» **Task inputs**:
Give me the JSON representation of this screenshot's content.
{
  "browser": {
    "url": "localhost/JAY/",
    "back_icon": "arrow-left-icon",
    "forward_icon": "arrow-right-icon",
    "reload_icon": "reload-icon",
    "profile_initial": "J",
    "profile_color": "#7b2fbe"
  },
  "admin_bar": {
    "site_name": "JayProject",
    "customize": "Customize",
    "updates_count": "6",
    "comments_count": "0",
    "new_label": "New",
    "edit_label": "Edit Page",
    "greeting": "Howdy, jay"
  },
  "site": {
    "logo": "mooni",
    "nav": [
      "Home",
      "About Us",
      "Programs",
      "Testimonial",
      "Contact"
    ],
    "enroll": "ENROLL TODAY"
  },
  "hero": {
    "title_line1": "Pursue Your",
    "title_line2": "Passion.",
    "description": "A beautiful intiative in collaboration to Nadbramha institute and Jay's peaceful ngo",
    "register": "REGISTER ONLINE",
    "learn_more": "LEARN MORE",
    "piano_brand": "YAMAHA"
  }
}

» **Directive**: Restate every record exactly, leaving nothing out.

» **Answer for this exercise**:
Give me the JSON representation of this screenshot's content.
{
  "browser": {
    "url": "localhost/JAY/",
    "back_icon": "arrow-left-icon",
    "forward_icon": "arrow-right-icon",
    "reload_icon": "reload-icon",
    "profile_initial": "J",
    "profile_color": "#7b2fbe"
  },
  "admin_bar": {
    "site_name": "JayProject",
    "customize": "Customize",
    "updates_count": "6",
    "comments_count": "0",
    "new_label": "New",
    "edit_label": "Edit Page",
    "greeting": "Howdy, jay"
  },
  "site": {
    "logo": "mooni",
    "nav": [
      "Home",
      "About Us",
      "Programs",
      "Testimonial",
      "Contact"
    ],
    "enroll": "ENROLL TODAY"
  },
  "hero": {
    "title_line1": "Pursue Your",
    "title_line2": "Passion.",
    "description": "A beautiful intiative in collaboration to Nadbramha institute and Jay's peaceful ngo",
    "register": "REGISTER ONLINE",
    "learn_more": "LEARN MORE",
    "piano_brand": "YAMAHA"
  }
}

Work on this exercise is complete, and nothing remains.